▶ _What is asked_: Lines containing the word "this" should be extracted in full.

▶ _Extracted records_:
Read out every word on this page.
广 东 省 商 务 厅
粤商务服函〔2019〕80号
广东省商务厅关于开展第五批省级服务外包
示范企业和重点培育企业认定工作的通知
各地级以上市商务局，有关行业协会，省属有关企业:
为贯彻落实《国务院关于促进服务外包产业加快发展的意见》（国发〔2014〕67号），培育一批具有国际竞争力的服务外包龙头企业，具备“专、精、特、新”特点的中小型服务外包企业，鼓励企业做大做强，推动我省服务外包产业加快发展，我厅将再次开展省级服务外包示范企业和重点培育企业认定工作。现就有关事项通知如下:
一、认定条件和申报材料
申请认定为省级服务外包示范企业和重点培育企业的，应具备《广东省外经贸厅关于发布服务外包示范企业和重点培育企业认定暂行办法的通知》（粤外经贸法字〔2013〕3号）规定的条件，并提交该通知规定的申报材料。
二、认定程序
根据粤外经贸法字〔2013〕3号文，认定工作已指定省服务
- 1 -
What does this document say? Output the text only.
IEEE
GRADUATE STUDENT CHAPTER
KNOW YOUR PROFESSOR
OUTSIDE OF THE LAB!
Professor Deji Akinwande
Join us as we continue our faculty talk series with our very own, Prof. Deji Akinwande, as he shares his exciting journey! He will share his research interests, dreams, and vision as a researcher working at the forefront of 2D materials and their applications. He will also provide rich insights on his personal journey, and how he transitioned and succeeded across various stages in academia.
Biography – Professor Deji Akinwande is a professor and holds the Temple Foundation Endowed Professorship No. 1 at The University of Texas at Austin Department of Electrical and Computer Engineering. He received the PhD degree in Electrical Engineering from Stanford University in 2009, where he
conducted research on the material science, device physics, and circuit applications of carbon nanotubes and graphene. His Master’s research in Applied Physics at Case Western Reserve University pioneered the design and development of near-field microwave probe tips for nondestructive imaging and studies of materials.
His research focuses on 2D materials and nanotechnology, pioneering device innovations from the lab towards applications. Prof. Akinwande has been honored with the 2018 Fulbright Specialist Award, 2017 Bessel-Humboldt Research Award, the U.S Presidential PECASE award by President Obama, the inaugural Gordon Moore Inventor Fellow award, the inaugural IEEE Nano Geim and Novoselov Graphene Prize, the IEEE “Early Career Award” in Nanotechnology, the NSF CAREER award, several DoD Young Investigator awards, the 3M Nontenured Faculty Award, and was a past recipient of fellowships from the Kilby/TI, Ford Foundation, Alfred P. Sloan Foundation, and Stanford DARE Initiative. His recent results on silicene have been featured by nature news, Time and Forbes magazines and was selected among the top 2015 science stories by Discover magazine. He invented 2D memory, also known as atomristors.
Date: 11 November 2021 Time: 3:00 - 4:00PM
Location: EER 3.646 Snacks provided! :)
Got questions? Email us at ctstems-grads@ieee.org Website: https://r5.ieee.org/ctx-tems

▶ _Full output_:
Read out every word on this page.
What does this document say? Output the text only.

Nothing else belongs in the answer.